**What you will do**
Select the lines of the records containing the word "legend" and list them.
-- Start of Entries --
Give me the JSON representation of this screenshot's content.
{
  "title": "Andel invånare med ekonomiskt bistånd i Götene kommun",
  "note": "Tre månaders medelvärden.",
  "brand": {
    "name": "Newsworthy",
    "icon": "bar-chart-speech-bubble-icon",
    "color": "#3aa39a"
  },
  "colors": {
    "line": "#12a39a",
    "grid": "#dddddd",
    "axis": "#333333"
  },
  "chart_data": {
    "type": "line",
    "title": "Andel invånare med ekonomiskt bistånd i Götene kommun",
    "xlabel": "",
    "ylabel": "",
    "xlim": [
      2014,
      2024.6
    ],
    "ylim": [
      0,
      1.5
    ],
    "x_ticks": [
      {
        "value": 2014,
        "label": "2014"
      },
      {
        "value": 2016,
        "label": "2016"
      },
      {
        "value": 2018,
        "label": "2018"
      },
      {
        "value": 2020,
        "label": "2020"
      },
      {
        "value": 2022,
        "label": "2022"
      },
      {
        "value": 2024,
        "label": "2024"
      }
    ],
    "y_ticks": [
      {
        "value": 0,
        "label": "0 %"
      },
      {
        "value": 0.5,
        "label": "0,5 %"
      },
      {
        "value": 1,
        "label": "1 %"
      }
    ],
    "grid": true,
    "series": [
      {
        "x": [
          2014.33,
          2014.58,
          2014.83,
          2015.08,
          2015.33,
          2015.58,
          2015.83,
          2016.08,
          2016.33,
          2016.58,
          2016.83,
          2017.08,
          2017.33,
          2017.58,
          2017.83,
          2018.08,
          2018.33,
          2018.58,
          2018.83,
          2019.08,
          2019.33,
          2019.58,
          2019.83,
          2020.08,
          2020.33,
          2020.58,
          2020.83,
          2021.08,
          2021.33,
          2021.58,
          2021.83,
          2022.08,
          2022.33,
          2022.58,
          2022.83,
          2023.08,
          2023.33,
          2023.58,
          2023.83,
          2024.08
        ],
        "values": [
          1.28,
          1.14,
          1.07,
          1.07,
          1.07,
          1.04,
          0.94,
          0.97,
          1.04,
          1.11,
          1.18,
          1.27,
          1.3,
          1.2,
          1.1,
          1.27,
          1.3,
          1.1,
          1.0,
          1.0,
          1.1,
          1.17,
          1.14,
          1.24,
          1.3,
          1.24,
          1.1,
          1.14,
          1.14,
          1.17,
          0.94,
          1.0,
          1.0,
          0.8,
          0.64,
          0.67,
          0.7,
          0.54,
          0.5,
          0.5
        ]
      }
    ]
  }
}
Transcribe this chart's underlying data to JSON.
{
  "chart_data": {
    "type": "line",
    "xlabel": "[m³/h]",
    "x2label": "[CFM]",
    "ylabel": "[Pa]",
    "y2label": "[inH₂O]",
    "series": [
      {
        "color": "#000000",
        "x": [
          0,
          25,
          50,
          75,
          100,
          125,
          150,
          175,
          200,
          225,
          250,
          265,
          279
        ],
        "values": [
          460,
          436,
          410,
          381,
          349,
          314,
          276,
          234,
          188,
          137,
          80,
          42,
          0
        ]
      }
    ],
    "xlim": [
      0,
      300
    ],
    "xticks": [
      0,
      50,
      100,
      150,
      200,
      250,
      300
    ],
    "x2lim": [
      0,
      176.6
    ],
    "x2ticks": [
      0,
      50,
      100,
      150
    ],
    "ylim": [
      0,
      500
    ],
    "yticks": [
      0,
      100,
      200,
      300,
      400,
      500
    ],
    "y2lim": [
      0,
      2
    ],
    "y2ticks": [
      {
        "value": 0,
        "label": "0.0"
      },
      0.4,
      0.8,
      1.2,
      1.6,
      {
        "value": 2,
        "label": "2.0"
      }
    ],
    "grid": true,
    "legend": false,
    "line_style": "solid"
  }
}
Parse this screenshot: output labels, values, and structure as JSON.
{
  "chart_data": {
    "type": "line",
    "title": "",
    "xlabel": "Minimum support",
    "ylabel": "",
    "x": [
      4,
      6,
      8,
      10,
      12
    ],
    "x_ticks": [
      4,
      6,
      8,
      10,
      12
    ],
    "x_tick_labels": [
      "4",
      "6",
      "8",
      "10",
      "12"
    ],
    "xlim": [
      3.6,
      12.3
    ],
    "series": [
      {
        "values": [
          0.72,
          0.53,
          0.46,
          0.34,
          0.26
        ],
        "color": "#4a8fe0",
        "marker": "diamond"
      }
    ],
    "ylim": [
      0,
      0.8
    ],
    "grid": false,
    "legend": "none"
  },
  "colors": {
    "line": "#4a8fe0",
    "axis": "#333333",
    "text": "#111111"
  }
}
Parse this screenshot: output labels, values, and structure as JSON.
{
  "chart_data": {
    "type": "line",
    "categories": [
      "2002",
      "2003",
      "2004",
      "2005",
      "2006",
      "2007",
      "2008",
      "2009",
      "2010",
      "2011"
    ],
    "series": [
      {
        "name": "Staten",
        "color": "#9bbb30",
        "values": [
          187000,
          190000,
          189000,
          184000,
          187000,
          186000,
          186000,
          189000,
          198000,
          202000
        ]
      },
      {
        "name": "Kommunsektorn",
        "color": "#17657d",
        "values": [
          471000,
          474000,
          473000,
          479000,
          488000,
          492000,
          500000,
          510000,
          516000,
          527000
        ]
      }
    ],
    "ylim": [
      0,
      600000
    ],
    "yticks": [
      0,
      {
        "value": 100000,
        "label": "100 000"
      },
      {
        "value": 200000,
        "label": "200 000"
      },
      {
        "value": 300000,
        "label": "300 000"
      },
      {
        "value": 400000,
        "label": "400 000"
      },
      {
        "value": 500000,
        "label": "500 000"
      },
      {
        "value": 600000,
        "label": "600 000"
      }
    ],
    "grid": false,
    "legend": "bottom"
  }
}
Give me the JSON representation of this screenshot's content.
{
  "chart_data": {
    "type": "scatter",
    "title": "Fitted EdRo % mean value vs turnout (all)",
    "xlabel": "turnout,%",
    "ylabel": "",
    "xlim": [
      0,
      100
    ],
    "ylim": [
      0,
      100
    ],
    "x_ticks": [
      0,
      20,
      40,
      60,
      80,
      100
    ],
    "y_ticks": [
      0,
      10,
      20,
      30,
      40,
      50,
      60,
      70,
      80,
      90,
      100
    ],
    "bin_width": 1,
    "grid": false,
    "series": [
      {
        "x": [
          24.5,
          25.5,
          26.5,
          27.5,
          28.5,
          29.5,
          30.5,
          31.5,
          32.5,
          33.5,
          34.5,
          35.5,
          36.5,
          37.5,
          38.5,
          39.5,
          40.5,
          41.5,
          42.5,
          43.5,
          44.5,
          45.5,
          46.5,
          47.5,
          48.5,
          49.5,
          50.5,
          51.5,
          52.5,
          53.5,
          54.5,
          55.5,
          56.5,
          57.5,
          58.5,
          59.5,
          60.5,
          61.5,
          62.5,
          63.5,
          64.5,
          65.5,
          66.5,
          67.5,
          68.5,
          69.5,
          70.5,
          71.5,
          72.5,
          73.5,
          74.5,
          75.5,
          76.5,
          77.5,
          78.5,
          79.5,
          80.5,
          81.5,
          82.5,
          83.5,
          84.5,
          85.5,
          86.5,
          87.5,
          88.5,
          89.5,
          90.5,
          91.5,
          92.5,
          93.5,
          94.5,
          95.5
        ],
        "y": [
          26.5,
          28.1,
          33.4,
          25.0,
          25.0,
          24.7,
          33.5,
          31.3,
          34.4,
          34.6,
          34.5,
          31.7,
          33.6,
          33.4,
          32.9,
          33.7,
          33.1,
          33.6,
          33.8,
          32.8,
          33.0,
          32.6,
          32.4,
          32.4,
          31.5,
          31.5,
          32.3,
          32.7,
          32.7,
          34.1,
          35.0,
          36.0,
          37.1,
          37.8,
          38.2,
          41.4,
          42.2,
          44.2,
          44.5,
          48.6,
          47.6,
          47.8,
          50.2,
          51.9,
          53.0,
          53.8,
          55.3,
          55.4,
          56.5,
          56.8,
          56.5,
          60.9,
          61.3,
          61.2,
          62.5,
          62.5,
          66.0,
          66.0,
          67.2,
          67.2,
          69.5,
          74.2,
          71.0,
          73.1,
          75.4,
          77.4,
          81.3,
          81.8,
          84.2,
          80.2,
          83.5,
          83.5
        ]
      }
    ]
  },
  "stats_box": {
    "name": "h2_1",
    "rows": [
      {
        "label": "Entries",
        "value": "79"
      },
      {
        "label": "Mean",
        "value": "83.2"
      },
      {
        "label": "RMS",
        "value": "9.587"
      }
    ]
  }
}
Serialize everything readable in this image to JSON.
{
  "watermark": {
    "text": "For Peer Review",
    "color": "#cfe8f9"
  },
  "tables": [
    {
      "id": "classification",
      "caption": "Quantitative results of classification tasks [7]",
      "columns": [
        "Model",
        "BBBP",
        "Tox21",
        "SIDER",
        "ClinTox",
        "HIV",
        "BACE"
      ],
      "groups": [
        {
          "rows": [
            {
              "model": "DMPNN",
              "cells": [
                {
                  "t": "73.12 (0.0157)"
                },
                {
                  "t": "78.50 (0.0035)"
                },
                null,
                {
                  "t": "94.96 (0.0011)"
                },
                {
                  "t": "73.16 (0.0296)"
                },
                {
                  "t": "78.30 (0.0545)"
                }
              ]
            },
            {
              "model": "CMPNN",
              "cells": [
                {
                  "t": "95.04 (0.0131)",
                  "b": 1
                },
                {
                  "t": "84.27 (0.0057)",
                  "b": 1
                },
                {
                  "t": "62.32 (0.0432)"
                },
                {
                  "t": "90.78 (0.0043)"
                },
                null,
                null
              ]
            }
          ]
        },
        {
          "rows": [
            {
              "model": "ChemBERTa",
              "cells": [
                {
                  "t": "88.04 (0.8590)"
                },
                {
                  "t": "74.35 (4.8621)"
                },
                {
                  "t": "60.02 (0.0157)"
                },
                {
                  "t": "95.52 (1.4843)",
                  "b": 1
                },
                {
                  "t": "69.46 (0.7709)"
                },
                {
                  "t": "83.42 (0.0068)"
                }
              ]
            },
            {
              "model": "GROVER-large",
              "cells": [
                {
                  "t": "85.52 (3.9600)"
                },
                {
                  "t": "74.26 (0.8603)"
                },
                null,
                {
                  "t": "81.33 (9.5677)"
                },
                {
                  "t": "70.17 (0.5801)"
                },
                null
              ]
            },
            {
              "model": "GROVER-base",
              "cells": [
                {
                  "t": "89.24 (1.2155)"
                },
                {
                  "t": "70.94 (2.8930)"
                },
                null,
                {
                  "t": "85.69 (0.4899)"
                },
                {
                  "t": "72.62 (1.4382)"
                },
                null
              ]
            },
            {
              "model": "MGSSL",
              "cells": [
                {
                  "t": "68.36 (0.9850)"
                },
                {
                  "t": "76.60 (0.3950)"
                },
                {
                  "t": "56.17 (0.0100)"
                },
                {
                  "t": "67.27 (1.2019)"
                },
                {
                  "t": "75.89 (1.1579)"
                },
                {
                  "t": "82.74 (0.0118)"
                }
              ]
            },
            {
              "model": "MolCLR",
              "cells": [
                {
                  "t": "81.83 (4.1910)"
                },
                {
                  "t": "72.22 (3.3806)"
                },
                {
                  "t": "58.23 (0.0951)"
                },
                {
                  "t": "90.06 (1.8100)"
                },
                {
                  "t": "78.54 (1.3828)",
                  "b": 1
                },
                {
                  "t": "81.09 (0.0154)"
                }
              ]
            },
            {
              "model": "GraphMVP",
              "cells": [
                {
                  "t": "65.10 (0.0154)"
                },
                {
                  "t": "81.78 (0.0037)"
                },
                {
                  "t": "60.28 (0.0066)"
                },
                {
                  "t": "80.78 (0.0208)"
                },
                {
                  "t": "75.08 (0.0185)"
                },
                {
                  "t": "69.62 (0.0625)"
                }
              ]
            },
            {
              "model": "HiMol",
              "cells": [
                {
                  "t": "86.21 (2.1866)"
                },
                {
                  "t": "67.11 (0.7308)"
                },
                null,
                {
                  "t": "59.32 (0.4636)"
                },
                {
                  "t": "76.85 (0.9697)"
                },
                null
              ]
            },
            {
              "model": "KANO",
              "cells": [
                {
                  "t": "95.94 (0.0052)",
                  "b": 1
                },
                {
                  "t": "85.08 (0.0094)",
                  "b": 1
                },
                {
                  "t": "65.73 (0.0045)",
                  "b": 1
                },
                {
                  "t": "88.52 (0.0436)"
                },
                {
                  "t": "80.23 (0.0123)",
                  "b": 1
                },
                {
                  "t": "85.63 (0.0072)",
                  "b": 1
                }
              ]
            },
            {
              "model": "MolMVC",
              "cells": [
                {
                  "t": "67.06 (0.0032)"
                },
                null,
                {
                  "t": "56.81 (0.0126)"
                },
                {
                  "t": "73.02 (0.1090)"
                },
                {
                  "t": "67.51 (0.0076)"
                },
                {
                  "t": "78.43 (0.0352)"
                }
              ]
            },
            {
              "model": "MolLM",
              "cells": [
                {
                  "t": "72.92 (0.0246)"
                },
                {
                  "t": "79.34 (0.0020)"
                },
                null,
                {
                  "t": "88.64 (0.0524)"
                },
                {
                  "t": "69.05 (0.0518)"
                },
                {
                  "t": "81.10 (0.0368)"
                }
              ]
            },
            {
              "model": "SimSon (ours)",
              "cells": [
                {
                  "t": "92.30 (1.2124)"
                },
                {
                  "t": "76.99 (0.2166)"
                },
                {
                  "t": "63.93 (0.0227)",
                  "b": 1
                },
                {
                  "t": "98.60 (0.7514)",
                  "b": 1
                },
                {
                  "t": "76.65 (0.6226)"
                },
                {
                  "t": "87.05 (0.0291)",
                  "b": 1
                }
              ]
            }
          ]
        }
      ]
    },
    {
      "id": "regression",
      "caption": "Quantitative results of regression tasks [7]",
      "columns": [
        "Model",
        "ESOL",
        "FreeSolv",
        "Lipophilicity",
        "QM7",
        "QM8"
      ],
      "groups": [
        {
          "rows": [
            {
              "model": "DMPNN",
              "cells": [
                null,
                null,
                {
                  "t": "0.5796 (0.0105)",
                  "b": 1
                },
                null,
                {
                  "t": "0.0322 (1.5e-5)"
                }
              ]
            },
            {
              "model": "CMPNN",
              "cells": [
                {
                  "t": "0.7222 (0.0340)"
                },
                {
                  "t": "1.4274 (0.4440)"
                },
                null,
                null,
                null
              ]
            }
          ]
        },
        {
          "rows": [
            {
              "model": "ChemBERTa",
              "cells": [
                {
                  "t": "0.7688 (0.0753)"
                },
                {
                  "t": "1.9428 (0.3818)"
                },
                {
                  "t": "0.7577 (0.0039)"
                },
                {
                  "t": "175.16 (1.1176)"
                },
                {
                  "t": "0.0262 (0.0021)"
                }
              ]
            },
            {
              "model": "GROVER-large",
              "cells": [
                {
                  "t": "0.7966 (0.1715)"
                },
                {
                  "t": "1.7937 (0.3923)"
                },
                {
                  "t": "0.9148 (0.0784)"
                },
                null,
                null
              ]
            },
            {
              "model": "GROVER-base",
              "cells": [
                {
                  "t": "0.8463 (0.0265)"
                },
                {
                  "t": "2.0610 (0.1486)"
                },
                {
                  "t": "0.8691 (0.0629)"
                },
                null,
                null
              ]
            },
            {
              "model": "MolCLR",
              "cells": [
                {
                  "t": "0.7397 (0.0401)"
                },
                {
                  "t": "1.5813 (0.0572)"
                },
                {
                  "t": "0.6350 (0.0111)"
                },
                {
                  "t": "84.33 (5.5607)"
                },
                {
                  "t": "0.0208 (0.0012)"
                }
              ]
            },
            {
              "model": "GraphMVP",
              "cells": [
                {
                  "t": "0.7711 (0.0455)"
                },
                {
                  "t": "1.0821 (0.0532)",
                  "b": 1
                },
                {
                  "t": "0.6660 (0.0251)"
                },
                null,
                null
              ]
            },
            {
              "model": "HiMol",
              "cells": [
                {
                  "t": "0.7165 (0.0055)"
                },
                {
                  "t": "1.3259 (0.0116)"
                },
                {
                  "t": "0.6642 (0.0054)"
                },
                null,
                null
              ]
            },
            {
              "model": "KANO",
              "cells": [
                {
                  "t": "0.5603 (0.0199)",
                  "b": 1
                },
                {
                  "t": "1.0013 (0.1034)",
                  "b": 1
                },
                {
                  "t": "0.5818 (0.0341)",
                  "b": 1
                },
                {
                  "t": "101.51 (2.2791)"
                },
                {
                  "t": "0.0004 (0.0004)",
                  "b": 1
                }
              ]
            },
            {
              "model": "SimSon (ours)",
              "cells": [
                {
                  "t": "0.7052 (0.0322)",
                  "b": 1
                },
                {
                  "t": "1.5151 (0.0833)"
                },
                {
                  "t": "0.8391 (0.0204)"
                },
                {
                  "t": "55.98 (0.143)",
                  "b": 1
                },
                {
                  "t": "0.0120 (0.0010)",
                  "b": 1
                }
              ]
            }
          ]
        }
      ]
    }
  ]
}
-- End of Entries --
**Correct output**
    "legend": false,
    "legend": "none"
    "legend": "bottom"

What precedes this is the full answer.